§ Set task: Read the listing below and copy out every line that holds "sector".

§ Data in this exercise:
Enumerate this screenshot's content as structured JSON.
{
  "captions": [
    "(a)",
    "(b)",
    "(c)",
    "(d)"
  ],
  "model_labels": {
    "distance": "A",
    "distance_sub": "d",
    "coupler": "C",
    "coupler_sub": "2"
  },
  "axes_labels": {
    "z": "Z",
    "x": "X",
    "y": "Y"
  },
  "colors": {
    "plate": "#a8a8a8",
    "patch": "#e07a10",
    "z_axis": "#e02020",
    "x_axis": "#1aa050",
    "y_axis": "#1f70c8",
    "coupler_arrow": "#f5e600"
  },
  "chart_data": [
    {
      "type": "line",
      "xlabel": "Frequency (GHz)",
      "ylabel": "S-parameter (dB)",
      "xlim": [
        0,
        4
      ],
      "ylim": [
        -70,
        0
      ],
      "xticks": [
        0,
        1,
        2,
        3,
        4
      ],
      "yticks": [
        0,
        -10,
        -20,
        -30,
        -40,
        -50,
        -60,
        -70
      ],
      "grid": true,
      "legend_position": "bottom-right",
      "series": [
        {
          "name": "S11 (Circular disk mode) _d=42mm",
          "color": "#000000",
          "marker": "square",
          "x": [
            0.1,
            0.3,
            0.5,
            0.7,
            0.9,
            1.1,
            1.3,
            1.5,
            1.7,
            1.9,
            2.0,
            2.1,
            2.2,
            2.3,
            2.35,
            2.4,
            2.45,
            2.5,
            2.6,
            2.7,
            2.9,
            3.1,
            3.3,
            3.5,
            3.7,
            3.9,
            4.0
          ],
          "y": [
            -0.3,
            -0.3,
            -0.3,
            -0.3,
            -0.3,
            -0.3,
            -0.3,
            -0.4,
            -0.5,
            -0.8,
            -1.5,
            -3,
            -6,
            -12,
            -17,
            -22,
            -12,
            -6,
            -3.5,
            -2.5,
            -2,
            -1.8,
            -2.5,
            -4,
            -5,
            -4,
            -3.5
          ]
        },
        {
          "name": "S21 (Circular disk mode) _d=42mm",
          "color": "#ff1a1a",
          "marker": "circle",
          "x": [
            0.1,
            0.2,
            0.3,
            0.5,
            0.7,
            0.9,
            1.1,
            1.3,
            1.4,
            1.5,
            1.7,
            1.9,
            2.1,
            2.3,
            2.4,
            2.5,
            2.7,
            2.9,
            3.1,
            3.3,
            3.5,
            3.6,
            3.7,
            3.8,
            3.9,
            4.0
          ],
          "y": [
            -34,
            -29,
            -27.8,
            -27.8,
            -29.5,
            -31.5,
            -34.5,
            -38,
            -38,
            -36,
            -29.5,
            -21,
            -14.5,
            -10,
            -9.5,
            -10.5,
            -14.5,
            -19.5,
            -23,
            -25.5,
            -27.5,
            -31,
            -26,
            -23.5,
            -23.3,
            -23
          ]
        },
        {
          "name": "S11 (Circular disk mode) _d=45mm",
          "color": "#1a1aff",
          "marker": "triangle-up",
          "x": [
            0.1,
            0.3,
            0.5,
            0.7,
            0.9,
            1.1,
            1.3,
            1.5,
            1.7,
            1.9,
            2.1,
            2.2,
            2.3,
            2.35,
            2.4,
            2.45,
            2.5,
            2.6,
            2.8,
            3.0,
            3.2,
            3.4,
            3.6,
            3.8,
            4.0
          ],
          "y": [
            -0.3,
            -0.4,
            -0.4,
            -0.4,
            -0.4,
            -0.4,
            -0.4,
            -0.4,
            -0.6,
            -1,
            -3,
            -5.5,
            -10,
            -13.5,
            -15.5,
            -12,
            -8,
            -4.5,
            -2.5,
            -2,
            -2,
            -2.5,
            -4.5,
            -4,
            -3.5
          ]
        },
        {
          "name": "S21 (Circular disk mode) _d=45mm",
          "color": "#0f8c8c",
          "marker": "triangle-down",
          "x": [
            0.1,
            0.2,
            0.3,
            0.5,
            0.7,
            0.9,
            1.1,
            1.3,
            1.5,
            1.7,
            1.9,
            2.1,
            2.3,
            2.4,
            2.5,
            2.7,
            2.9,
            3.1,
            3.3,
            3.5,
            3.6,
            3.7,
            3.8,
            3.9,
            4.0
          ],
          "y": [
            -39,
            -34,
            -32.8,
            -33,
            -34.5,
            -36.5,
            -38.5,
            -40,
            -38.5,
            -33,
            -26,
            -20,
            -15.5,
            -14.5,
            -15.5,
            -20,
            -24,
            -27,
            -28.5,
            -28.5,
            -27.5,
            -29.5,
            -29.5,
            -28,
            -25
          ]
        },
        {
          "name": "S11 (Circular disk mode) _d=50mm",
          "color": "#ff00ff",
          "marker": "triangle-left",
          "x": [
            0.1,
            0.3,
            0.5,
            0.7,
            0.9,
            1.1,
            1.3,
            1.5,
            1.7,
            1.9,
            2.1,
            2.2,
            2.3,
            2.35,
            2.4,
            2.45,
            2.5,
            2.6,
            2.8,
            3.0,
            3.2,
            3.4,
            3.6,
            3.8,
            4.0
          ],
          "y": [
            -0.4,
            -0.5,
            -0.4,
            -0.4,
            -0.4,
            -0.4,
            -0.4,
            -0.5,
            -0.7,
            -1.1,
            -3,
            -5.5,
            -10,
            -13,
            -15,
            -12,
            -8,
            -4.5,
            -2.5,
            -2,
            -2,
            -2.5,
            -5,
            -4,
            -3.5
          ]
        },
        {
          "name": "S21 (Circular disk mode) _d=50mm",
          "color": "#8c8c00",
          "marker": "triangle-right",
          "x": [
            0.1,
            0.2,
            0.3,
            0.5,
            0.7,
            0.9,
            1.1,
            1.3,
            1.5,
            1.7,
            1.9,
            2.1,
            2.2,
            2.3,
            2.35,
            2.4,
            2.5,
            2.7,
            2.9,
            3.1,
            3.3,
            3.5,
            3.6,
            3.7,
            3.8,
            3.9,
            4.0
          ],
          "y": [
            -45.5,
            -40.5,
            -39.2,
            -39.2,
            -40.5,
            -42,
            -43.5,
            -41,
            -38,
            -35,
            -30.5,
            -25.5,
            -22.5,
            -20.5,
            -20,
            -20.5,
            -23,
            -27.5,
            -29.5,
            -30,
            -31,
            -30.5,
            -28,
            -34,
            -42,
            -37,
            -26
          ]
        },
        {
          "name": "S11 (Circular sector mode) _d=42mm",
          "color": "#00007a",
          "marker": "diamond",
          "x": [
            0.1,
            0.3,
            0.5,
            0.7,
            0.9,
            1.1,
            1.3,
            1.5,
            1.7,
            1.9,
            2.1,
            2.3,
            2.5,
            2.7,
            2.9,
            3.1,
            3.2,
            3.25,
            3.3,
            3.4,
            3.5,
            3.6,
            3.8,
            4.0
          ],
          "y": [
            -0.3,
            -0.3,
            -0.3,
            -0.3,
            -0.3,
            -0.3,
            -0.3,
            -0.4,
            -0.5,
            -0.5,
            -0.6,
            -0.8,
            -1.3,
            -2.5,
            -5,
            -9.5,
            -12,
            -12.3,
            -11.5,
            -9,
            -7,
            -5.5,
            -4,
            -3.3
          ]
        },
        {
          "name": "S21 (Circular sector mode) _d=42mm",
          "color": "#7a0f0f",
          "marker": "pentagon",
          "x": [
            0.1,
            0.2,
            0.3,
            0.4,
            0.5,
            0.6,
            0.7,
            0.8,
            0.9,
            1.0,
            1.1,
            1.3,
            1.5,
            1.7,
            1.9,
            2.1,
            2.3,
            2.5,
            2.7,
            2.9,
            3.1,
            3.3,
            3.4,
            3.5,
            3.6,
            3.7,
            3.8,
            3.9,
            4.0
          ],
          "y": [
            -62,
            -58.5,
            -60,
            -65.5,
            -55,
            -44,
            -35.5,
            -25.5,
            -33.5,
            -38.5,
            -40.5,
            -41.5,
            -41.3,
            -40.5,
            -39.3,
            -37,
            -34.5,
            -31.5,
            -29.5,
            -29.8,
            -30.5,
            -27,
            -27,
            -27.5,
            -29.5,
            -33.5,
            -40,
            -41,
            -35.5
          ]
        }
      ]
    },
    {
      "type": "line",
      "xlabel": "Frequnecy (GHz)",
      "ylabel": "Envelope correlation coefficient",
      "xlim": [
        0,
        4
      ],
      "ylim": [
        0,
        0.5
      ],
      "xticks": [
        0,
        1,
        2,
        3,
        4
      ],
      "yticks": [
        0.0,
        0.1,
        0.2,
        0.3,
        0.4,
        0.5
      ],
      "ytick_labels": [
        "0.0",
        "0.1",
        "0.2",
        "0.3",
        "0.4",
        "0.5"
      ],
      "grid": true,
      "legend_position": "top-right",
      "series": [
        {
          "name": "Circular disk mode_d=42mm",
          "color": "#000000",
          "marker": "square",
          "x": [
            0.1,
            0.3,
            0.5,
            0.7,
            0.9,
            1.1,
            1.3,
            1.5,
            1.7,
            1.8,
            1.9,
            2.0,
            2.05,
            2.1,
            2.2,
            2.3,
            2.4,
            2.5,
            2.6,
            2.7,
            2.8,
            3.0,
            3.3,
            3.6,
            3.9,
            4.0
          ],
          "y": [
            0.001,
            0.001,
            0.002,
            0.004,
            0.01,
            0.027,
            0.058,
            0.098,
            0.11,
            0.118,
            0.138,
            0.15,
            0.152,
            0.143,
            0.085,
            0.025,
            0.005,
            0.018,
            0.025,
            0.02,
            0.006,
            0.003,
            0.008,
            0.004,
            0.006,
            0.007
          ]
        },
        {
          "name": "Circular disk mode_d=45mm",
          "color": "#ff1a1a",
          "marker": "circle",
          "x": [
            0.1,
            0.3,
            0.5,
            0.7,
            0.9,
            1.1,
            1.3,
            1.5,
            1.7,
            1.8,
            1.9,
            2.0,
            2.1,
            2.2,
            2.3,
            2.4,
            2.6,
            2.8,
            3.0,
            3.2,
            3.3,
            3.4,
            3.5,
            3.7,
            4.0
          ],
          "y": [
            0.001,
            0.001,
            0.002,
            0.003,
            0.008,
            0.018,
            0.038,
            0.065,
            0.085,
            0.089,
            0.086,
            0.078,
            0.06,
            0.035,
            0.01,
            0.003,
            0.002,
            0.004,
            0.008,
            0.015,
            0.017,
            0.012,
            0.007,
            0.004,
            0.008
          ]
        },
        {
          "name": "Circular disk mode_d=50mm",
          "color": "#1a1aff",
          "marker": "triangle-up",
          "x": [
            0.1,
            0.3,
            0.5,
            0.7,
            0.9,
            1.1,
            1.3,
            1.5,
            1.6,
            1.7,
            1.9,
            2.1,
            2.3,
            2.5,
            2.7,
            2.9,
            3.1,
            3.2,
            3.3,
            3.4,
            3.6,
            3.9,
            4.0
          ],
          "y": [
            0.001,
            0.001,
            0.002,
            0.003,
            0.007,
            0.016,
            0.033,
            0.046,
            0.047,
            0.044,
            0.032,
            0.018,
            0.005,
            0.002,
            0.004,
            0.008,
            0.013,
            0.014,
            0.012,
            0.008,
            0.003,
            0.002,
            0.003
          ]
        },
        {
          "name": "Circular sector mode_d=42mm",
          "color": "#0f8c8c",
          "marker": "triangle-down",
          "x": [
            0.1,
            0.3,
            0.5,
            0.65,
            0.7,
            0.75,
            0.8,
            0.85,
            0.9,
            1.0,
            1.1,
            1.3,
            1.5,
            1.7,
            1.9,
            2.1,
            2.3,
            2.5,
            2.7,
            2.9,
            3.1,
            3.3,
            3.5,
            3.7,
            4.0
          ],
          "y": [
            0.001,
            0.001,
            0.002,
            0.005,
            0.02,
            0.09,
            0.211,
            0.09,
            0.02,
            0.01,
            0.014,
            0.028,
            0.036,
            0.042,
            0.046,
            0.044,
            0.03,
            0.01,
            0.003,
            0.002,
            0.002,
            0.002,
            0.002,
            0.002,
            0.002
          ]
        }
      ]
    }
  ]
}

§ Written response:
          "name": "S11 (Circular sector mode) _d=42mm",
          "name": "S21 (Circular sector mode) _d=42mm",
          "name": "Circular sector mode_d=42mm",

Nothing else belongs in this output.